SHORT EXERCISE 1 => In the listing, rewrite the part that opens with the line containing "386, 794, 395]" and closes with the line containing "346, 192, 364]", replacing "wind-arrow" with "wind-barb" and leaving everything else unchanged.
SHORT EXERCISE 2 => Extend the Boost.Stringify documentation, picking up directly after its final line.

Boost C++ Libraries Home Libraries People FAQ More

Next

Chapter 1. Boost.Stringify

Distributed under the Boost Software License, Version 1.0. (See accompanying file LICENSE_1_0.txt or copy at http://www.boost.org/LICENSE_1_0.txt)

Table of Contents

Overview
A tour of the library
Why to use Boost.Stringify
Using it as a static library
Input types
Simple input types
Joins
Facets
Range
How to add a new destination type
How to add a new input type
Example 1: IPv4 address
Example 2: IPv6 address
Example 3: Base64
API Reference (todo)
Class template output_buffer
Concept OutputBuffer
Abstract class template printer
Customization point: function template make_printer
Class template value_with_format (to-do)
Concept Formatter
Customization point: function template fmt
Class template dispatcher
Tr-string
Exception types
Output Types
Class template facets_pack
Encoding conversion (To-do)
Width calculation (to-do)
Numeric punctuation
Benchmarks
Run-time performance
Compilation times and generated binary size

Boost.Stringify is a fast, highly extensible, locale-independent formatting library.

[Warning] Warning

This library is not part of the Boost C++ Libraries yet, and is still subject to change without preserving backwards compatibility.

Most of the code snippets in this documentation use to_string. Not the std::to_string from the standard library, but one that you can think as a generalization with variadic arguments. For example:

#include <boost/stringify.hpp> // This is the only header you need to include.

namespace strf = boost::stringify::v0; // Everything is inside this namespace.
                                       // v0 is an inline namespace.
void sample()
{
    int value = 255;
    auto s = strf::to_string(value, " in hexadecimal is ", strf::hex(value));
    BOOST_ASSERT(s == "255 in hexadecimal is ff");
}

You can see that this library uses format functions — like hex above — to specify formatting. Actually, hex is just a syntatic sugar. hex(x) simply returns fmt(x).hex(), and the return of fmt(x) is an object that contains the value of x as well as member functions that change the formatting. These format functions can be called in a row like this: strf::hex(255).p(4).fill(U'.') > 10.

Now, some other examples:

namespace strf = boost::stringify::v0;

// more formatting:  operator>(int width) : align to rigth
//                   operator~()          : show base
//                   p(int)               : set precision
auto s = strf::to_string( "---"

SUPPLIED DATA =>
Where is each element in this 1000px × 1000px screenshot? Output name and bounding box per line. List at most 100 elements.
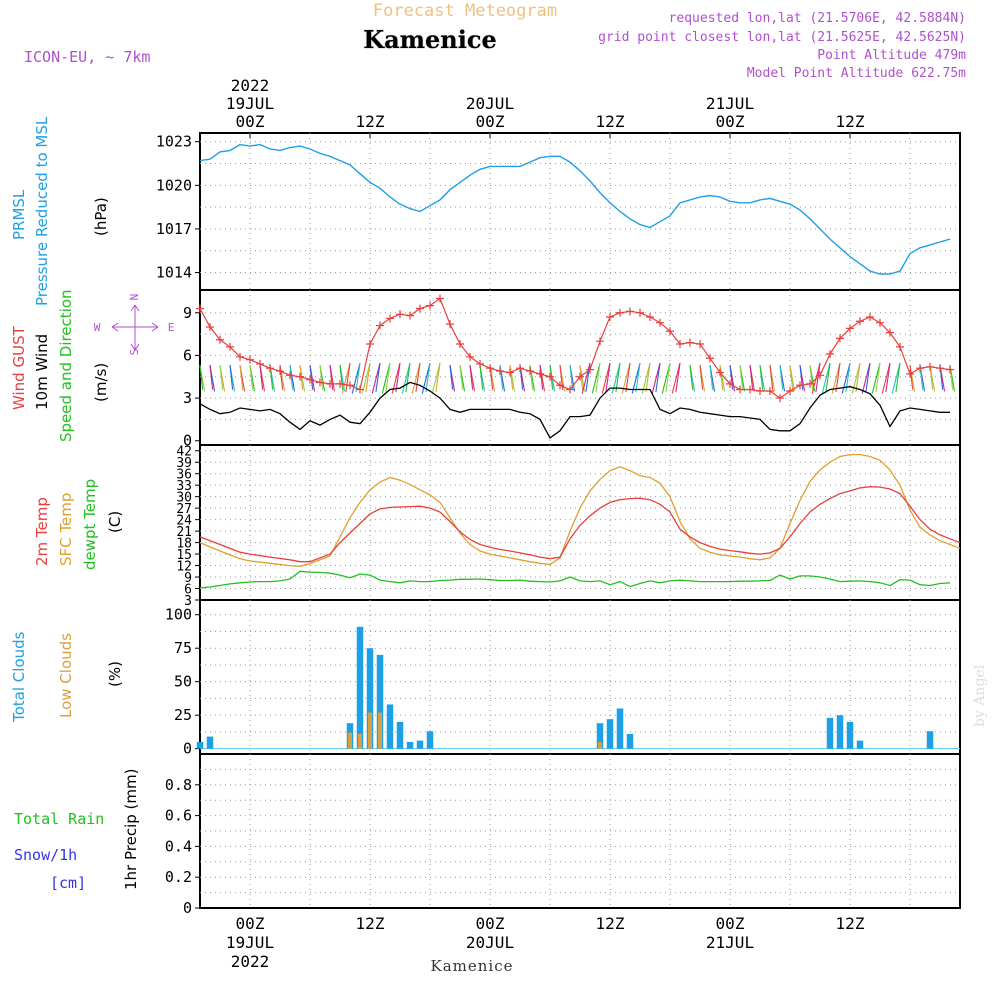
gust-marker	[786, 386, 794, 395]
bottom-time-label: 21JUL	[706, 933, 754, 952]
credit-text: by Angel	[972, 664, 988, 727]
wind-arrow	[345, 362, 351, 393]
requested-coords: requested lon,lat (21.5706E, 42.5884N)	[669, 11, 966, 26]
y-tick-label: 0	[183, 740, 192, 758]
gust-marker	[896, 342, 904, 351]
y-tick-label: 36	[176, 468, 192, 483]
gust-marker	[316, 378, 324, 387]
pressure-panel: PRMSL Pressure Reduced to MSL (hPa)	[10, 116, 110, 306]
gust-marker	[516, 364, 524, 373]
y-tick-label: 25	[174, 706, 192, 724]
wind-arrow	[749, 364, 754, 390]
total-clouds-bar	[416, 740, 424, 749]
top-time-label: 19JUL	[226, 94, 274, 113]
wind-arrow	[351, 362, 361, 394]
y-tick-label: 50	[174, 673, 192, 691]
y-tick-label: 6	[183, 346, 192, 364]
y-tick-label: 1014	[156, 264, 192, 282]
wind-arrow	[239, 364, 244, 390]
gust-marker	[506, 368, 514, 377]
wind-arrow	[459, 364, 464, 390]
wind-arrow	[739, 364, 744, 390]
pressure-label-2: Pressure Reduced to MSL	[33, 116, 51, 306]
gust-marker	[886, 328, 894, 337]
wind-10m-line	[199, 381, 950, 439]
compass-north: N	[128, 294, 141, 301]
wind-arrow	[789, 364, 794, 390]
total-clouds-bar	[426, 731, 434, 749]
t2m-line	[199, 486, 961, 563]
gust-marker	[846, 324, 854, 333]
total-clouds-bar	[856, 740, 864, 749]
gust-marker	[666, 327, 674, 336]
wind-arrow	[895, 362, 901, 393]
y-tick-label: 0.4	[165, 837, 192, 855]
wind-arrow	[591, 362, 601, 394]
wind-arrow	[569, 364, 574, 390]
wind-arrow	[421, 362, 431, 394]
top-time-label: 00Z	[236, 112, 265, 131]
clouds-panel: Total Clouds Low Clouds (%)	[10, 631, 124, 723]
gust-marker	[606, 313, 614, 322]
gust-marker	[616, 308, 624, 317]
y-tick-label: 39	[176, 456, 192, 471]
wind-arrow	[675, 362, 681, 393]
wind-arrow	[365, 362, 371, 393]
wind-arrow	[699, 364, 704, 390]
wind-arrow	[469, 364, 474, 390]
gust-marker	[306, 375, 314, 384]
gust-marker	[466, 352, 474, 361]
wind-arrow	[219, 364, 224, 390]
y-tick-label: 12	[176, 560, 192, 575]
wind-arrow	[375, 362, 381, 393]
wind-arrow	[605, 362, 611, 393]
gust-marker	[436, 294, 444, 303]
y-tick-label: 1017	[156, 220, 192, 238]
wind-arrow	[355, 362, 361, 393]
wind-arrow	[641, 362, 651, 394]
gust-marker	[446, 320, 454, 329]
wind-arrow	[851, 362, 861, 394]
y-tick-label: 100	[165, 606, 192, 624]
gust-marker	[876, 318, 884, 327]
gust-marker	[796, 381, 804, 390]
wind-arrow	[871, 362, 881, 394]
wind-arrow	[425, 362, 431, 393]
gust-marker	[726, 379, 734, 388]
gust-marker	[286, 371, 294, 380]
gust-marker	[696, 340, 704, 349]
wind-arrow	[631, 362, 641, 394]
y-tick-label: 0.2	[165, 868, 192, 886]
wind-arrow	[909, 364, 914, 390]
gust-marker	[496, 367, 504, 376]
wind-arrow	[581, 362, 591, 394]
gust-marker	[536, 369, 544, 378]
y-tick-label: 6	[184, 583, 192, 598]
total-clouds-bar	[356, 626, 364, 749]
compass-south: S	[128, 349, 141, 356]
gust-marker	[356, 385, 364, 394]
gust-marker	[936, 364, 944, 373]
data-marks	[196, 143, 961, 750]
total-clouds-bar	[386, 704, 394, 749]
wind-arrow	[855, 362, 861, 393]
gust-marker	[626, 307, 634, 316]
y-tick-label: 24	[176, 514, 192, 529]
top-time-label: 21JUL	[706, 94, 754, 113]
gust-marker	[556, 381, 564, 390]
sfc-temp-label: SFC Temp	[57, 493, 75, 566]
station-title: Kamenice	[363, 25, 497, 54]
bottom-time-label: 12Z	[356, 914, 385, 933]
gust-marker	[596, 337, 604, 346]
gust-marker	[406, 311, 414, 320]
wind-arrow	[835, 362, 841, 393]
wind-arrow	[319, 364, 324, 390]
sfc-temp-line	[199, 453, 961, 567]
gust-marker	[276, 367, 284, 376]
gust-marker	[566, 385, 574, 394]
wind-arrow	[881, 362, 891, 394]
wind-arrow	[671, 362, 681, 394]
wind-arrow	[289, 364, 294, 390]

--

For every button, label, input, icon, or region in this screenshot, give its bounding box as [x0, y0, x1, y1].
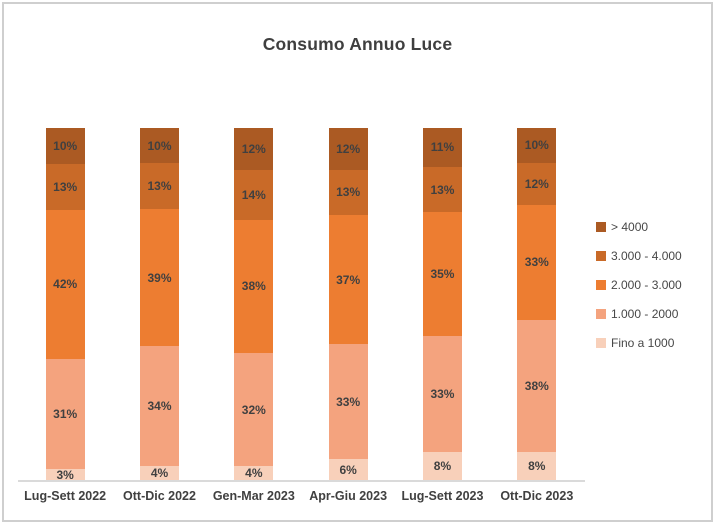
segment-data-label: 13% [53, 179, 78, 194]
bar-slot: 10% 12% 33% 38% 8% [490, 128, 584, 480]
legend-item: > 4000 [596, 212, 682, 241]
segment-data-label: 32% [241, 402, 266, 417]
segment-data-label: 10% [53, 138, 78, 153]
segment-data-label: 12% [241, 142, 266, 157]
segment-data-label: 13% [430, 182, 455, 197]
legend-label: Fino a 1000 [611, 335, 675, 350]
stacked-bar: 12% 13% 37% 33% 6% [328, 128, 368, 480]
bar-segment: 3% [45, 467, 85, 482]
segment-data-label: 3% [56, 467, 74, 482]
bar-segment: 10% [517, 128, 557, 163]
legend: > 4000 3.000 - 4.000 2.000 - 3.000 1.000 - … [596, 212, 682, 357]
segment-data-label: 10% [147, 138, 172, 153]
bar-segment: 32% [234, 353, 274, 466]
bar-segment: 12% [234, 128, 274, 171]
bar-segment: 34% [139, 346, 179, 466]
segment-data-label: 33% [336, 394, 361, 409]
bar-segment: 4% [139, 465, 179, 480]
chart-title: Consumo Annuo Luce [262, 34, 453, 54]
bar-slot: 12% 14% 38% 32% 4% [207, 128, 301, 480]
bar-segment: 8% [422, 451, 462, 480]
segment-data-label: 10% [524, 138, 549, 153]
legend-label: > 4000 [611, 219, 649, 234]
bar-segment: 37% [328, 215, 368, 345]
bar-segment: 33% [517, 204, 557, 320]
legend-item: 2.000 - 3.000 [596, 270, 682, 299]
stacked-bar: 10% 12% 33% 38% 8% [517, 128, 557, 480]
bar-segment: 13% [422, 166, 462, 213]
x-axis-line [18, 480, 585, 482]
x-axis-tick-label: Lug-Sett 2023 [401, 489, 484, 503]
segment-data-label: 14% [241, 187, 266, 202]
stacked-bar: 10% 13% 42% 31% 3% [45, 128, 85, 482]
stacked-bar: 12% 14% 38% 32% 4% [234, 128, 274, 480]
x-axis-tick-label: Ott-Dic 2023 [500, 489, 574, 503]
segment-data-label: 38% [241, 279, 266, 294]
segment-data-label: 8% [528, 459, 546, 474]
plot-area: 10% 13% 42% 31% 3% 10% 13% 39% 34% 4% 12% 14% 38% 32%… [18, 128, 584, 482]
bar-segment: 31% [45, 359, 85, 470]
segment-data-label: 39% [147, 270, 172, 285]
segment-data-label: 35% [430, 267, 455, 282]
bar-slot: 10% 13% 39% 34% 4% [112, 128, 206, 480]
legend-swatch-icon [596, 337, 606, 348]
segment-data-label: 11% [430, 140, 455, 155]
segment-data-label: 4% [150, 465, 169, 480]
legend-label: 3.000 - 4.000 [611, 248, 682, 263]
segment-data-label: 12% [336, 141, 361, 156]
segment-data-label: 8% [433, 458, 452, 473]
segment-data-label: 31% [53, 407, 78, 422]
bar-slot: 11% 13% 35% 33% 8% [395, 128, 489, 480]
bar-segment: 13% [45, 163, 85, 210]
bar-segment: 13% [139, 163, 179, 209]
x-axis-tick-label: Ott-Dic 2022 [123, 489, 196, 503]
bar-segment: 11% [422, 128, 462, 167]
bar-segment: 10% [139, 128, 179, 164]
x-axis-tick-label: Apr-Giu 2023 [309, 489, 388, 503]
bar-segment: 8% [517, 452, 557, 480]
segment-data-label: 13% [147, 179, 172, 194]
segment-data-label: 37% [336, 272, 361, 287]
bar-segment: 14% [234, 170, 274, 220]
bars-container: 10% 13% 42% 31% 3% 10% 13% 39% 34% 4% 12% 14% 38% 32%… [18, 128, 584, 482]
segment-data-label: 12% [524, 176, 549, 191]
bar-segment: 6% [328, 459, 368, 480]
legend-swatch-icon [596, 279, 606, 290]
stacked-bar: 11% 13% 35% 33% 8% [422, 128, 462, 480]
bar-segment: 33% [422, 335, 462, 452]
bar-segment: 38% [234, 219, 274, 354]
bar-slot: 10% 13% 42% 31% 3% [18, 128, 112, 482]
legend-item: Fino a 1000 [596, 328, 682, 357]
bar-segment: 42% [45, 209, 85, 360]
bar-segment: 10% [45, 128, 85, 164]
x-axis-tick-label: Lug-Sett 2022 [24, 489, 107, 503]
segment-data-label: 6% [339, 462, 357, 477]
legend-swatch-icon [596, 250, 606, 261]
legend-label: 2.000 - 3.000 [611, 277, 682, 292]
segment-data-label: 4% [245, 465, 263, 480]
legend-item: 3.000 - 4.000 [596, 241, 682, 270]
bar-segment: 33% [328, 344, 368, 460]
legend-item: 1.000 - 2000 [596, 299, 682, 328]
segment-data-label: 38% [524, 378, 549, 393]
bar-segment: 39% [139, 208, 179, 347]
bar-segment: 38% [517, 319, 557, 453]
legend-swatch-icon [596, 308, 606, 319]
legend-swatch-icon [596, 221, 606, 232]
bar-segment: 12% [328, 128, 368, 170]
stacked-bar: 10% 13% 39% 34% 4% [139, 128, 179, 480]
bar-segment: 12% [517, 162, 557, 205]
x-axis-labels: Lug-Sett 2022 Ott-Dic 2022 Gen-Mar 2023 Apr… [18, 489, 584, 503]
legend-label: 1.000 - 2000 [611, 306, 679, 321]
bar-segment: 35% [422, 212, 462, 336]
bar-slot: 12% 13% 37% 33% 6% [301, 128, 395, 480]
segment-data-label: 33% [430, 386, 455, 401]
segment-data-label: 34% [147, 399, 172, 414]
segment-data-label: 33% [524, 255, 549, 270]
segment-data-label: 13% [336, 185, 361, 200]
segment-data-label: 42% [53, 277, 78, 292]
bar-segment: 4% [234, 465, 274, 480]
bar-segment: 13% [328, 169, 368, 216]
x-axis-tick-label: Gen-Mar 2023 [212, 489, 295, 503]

TASK ANSWER 1 =>
gust-marker	[786, 386, 794, 395]
bottom-time-label: 21JUL	[706, 933, 754, 952]
credit-text: by Angel	[972, 664, 988, 727]
wind-barb	[345, 362, 351, 393]
requested-coords: requested lon,lat (21.5706E, 42.5884N)	[669, 11, 966, 26]
y-tick-label: 0	[183, 740, 192, 758]
gust-marker	[896, 342, 904, 351]
y-tick-label: 36	[176, 468, 192, 483]
gust-marker	[316, 378, 324, 387]
pressure-panel: PRMSL Pressure Reduced to MSL (hPa)	[10, 116, 110, 306]
gust-marker	[516, 364, 524, 373]
y-tick-label: 25	[174, 706, 192, 724]
wind-barb	[749, 364, 754, 390]
total-clouds-bar	[416, 740, 424, 749]
top-time-label: 19JUL	[226, 94, 274, 113]
wind-barb	[351, 362, 361, 394]
y-tick-label: 50	[174, 673, 192, 691]
y-tick-label: 6	[183, 346, 192, 364]

TASK ANSWER 2 =>
                        , ~strf::hex(255).p(4).fill(U'.') > 10
                        , "---" );
BOOST_ASSERT(s == "---....0x00ff---");

//
// ranges
//
int array[] = {20, 30, 40};
const char* separator = " / ";
s = strf::to_string( "--[", strf::range(array, separator), "]--");
BOOST_ASSERT(s == "--[20 / 30 / 40]--");

//
// range with formatting
//
s = strf::to_string( "--["
                   , ~strf::hex(strf::range(array, separator)).p(4)
                   , "]--");
BOOST_ASSERT(s == "--[0x0014 / 0x001e / 0x0028]--");

// or

s = strf::to_string( "--["
                   , ~strf::fmt_range(array, separator).hex().p(4)
                   , "]--");
BOOST_ASSERT(s == "--[0x0014 / 0x001e / 0x0028]--");

//
// join: align a group of argument as one:
//
int value = 255;
s = strf::to_string( "---"
                   , strf::join_center(30, U'.')( value
                                                , " in hexadecimal is "
                                                , strf::hex(value) )
                   , "---" );
BOOST_ASSERT(s == "---...255 in hexadecimal is ff...---");


// joins can contain any type of argument, including ranges and other joins
s = strf::to_string( strf::join_right(30, U'.')
                       ( "{"
                       , strf::join_center(20)( "["
                                              , strf::range(array, ", ")
                                              , "]" )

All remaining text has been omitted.